WHAT YOU WILL DO: Extract the listing below in full, unchanged.

==== RECORDS FOR THE EXERCISE

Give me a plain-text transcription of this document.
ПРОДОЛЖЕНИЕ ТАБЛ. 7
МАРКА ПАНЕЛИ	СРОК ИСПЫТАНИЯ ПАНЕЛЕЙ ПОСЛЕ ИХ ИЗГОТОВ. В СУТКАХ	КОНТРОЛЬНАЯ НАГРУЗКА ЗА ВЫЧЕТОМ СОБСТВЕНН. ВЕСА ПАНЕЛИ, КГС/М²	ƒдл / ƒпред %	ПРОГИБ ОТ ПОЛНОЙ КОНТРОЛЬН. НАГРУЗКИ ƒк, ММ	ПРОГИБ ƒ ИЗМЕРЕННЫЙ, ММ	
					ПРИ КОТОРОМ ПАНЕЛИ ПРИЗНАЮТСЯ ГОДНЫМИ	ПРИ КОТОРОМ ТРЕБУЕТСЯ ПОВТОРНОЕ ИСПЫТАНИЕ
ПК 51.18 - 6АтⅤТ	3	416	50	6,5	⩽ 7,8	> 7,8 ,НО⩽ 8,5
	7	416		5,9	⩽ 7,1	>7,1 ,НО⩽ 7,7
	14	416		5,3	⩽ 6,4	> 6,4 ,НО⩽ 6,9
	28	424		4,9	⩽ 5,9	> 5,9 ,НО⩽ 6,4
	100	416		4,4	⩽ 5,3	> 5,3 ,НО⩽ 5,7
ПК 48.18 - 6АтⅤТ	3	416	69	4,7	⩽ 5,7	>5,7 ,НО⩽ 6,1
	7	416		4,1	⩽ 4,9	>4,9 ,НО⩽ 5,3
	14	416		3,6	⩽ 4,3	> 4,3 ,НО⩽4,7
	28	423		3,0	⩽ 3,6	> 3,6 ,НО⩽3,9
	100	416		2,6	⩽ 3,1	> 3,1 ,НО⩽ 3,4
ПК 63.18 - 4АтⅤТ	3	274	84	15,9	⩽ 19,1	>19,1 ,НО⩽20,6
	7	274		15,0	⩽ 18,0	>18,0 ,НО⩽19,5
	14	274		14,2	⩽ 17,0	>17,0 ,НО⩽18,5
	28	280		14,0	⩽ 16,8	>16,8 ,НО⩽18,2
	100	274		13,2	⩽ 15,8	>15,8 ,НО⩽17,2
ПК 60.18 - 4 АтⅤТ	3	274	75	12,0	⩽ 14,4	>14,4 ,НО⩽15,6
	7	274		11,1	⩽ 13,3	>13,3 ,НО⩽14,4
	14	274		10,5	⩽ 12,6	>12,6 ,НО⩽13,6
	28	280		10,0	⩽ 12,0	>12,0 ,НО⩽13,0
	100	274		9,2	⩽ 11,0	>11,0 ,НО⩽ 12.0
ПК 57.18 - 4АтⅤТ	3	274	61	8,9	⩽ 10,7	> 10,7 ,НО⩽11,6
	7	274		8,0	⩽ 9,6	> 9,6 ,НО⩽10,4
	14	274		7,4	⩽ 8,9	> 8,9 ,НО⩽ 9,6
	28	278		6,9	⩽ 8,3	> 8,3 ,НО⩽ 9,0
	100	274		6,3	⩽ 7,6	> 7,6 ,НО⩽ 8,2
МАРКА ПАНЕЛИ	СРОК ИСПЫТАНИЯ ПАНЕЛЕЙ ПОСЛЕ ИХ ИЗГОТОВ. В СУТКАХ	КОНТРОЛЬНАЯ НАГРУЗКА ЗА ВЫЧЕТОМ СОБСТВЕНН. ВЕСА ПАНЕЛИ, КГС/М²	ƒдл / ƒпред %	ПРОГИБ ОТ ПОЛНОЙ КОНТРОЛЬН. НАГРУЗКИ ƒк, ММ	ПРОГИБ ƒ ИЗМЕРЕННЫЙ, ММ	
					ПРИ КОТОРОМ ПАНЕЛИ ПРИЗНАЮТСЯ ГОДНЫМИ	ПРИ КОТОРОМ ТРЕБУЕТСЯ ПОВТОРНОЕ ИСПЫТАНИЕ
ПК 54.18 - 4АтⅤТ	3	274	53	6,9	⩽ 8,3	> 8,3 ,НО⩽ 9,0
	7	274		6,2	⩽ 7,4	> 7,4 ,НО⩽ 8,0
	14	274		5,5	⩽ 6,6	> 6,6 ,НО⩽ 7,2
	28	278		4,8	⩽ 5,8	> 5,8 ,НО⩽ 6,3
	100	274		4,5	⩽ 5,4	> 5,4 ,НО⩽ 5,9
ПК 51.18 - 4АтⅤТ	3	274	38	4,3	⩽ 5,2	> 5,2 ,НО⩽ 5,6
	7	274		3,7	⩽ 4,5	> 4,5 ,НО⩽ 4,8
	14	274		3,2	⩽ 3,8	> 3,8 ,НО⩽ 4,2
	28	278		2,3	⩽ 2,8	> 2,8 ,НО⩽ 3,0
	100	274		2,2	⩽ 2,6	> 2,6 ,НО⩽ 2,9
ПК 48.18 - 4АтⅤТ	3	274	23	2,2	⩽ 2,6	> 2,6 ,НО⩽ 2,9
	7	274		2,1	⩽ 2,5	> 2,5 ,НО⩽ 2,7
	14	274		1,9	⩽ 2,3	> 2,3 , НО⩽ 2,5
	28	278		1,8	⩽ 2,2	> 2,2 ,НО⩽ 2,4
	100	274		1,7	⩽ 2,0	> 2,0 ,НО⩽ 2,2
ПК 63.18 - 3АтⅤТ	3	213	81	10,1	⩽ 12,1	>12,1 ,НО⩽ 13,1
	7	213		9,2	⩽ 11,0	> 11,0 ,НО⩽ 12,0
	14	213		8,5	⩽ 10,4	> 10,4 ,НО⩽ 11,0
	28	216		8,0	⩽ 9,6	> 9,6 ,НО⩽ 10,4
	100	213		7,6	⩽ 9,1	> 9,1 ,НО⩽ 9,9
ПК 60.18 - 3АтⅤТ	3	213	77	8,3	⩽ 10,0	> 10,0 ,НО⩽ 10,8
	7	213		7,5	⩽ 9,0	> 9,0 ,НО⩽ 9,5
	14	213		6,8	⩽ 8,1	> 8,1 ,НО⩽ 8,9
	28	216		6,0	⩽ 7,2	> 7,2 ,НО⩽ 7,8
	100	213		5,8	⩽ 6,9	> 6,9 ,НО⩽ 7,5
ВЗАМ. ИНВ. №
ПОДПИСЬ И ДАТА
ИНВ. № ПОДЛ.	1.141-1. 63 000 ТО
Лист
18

========

RESPONSE TO THIS TASK:
Give me a plain-text transcription of this document.
ПРОДОЛЖЕНИЕ ТАБЛ. 7
МАРКА ПАНЕЛИ	СРОК ИСПЫТАНИЯ ПАНЕЛЕЙ ПОСЛЕ ИХ ИЗГОТОВ. В СУТКАХ	КОНТРОЛЬНАЯ НАГРУЗКА ЗА ВЫЧЕТОМ СОБСТВЕНН. ВЕСА ПАНЕЛИ, КГС/М²	ƒдл / ƒпред %	ПРОГИБ ОТ ПОЛНОЙ КОНТРОЛЬН. НАГРУЗКИ ƒк, ММ	ПРОГИБ ƒ ИЗМЕРЕННЫЙ, ММ	
					ПРИ КОТОРОМ ПАНЕЛИ ПРИЗНАЮТСЯ ГОДНЫМИ	ПРИ КОТОРОМ ТРЕБУЕТСЯ ПОВТОРНОЕ ИСПЫТАНИЕ
ПК 51.18 - 6АтⅤТ	3	416	50	6,5	⩽ 7,8	> 7,8 ,НО⩽ 8,5
	7	416		5,9	⩽ 7,1	>7,1 ,НО⩽ 7,7
	14	416		5,3	⩽ 6,4	> 6,4 ,НО⩽ 6,9
	28	424		4,9	⩽ 5,9	> 5,9 ,НО⩽ 6,4
	100	416		4,4	⩽ 5,3	> 5,3 ,НО⩽ 5,7
ПК 48.18 - 6АтⅤТ	3	416	69	4,7	⩽ 5,7	>5,7 ,НО⩽ 6,1
	7	416		4,1	⩽ 4,9	>4,9 ,НО⩽ 5,3
	14	416		3,6	⩽ 4,3	> 4,3 ,НО⩽4,7
	28	423		3,0	⩽ 3,6	> 3,6 ,НО⩽3,9
	100	416		2,6	⩽ 3,1	> 3,1 ,НО⩽ 3,4
ПК 63.18 - 4АтⅤТ	3	274	84	15,9	⩽ 19,1	>19,1 ,НО⩽20,6
	7	274		15,0	⩽ 18,0	>18,0 ,НО⩽19,5
	14	274		14,2	⩽ 17,0	>17,0 ,НО⩽18,5
	28	280		14,0	⩽ 16,8	>16,8 ,НО⩽18,2
	100	274		13,2	⩽ 15,8	>15,8 ,НО⩽17,2
ПК 60.18 - 4 АтⅤТ	3	274	75	12,0	⩽ 14,4	>14,4 ,НО⩽15,6
	7	274		11,1	⩽ 13,3	>13,3 ,НО⩽14,4
	14	274		10,5	⩽ 12,6	>12,6 ,НО⩽13,6
	28	280		10,0	⩽ 12,0	>12,0 ,НО⩽13,0
	100	274		9,2	⩽ 11,0	>11,0 ,НО⩽ 12.0
ПК 57.18 - 4АтⅤТ	3	274	61	8,9	⩽ 10,7	> 10,7 ,НО⩽11,6
	7	274		8,0	⩽ 9,6	> 9,6 ,НО⩽10,4
	14	274		7,4	⩽ 8,9	> 8,9 ,НО⩽ 9,6
	28	278		6,9	⩽ 8,3	> 8,3 ,НО⩽ 9,0
	100	274		6,3	⩽ 7,6	> 7,6 ,НО⩽ 8,2
МАРКА ПАНЕЛИ	СРОК ИСПЫТАНИЯ ПАНЕЛЕЙ ПОСЛЕ ИХ ИЗГОТОВ. В СУТКАХ	КОНТРОЛЬНАЯ НАГРУЗКА ЗА ВЫЧЕТОМ СОБСТВЕНН. ВЕСА ПАНЕЛИ, КГС/М²	ƒдл / ƒпред %	ПРОГИБ ОТ ПОЛНОЙ КОНТРОЛЬН. НАГРУЗКИ ƒк, ММ	ПРОГИБ ƒ ИЗМЕРЕННЫЙ, ММ	
					ПРИ КОТОРОМ ПАНЕЛИ ПРИЗНАЮТСЯ ГОДНЫМИ	ПРИ КОТОРОМ ТРЕБУЕТСЯ ПОВТОРНОЕ ИСПЫТАНИЕ
ПК 54.18 - 4АтⅤТ	3	274	53	6,9	⩽ 8,3	> 8,3 ,НО⩽ 9,0
	7	274		6,2	⩽ 7,4	> 7,4 ,НО⩽ 8,0
	14	274		5,5	⩽ 6,6	> 6,6 ,НО⩽ 7,2
	28	278		4,8	⩽ 5,8	> 5,8 ,НО⩽ 6,3
	100	274		4,5	⩽ 5,4	> 5,4 ,НО⩽ 5,9
ПК 51.18 - 4АтⅤТ	3	274	38	4,3	⩽ 5,2	> 5,2 ,НО⩽ 5,6
	7	274		3,7	⩽ 4,5	> 4,5 ,НО⩽ 4,8
	14	274		3,2	⩽ 3,8	> 3,8 ,НО⩽ 4,2
	28	278		2,3	⩽ 2,8	> 2,8 ,НО⩽ 3,0
	100	274		2,2	⩽ 2,6	> 2,6 ,НО⩽ 2,9
ПК 48.18 - 4АтⅤТ	3	274	23	2,2	⩽ 2,6	> 2,6 ,НО⩽ 2,9
	7	274		2,1	⩽ 2,5	> 2,5 ,НО⩽ 2,7
	14	274		1,9	⩽ 2,3	> 2,3 , НО⩽ 2,5
	28	278		1,8	⩽ 2,2	> 2,2 ,НО⩽ 2,4
	100	274		1,7	⩽ 2,0	> 2,0 ,НО⩽ 2,2
ПК 63.18 - 3АтⅤТ	3	213	81	10,1	⩽ 12,1	>12,1 ,НО⩽ 13,1
	7	213		9,2	⩽ 11,0	> 11,0 ,НО⩽ 12,0
	14	213		8,5	⩽ 10,4	> 10,4 ,НО⩽ 11,0
	28	216		8,0	⩽ 9,6	> 9,6 ,НО⩽ 10,4
	100	213		7,6	⩽ 9,1	> 9,1 ,НО⩽ 9,9
ПК 60.18 - 3АтⅤТ	3	213	77	8,3	⩽ 10,0	> 10,0 ,НО⩽ 10,8
	7	213		7,5	⩽ 9,0	> 9,0 ,НО⩽ 9,5
	14	213		6,8	⩽ 8,1	> 8,1 ,НО⩽ 8,9
	28	216		6,0	⩽ 7,2	> 7,2 ,НО⩽ 7,8
	100	213		5,8	⩽ 6,9	> 6,9 ,НО⩽ 7,5
ВЗАМ. ИНВ. №
ПОДПИСЬ И ДАТА
ИНВ. № ПОДЛ.	1.141-1. 63 000 ТО
Лист
18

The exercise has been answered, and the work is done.